### Work to complete
Write out each entry, exactly the way it appears.

Extracted records
==================================================
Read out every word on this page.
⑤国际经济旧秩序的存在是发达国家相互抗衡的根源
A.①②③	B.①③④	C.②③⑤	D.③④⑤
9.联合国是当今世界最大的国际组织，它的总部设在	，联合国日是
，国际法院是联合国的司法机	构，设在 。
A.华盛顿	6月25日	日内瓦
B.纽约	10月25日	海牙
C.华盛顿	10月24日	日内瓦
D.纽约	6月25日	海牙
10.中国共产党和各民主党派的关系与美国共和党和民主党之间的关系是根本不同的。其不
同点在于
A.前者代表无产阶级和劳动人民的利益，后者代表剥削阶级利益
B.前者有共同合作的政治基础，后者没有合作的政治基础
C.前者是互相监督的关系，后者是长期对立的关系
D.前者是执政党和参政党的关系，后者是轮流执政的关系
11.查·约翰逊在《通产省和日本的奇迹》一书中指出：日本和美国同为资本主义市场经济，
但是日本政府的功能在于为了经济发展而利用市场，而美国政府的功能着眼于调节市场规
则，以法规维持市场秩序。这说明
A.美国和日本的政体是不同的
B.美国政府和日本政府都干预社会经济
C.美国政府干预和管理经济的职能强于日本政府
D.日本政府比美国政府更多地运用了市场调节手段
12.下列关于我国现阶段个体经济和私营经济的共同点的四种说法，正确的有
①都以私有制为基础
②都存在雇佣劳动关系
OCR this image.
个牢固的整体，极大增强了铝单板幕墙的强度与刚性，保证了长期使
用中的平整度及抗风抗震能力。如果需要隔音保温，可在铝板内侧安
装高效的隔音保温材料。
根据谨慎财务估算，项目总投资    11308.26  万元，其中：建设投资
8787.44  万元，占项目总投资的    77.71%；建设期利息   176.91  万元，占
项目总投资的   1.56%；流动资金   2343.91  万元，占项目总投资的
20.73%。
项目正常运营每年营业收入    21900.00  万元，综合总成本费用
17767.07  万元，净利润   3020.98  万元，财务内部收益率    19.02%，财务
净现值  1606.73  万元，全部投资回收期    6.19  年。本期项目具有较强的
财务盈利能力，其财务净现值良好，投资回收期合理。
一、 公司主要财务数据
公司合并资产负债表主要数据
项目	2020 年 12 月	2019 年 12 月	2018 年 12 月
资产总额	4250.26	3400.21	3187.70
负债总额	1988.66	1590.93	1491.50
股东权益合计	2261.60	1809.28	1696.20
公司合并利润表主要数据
==================================================
### Response to this task
Read out every word on this page.
⑤国际经济旧秩序的存在是发达国家相互抗衡的根源
A.①②③	B.①③④	C.②③⑤	D.③④⑤
9.联合国是当今世界最大的国际组织，它的总部设在	，联合国日是
，国际法院是联合国的司法机	构，设在 。
A.华盛顿	6月25日	日内瓦
B.纽约	10月25日	海牙
C.华盛顿	10月24日	日内瓦
D.纽约	6月25日	海牙
10.中国共产党和各民主党派的关系与美国共和党和民主党之间的关系是根本不同的。其不
同点在于
A.前者代表无产阶级和劳动人民的利益，后者代表剥削阶级利益
B.前者有共同合作的政治基础，后者没有合作的政治基础
C.前者是互相监督的关系，后者是长期对立的关系
D.前者是执政党和参政党的关系，后者是轮流执政的关系
11.查·约翰逊在《通产省和日本的奇迹》一书中指出：日本和美国同为资本主义市场经济，
但是日本政府的功能在于为了经济发展而利用市场，而美国政府的功能着眼于调节市场规
则，以法规维持市场秩序。这说明
A.美国和日本的政体是不同的
B.美国政府和日本政府都干预社会经济
C.美国政府干预和管理经济的职能强于日本政府
D.日本政府比美国政府更多地运用了市场调节手段
12.下列关于我国现阶段个体经济和私营经济的共同点的四种说法，正确的有
①都以私有制为基础
②都存在雇佣劳动关系
OCR this image.
个牢固的整体，极大增强了铝单板幕墙的强度与刚性，保证了长期使
用中的平整度及抗风抗震能力。如果需要隔音保温，可在铝板内侧安
装高效的隔音保温材料。
根据谨慎财务估算，项目总投资    11308.26  万元，其中：建设投资
8787.44  万元，占项目总投资的    77.71%；建设期利息   176.91  万元，占
项目总投资的   1.56%；流动资金   2343.91  万元，占项目总投资的
20.73%。
项目正常运营每年营业收入    21900.00  万元，综合总成本费用
17767.07  万元，净利润   3020.98  万元，财务内部收益率    19.02%，财务
净现值  1606.73  万元，全部投资回收期    6.19  年。本期项目具有较强的
财务盈利能力，其财务净现值良好，投资回收期合理。
一、 公司主要财务数据
公司合并资产负债表主要数据
项目	2020 年 12 月	2019 年 12 月	2018 年 12 月
资产总额	4250.26	3400.21	3187.70
负债总额	1988.66	1590.93	1491.50
股东权益合计	2261.60	1809.28	1696.20
公司合并利润表主要数据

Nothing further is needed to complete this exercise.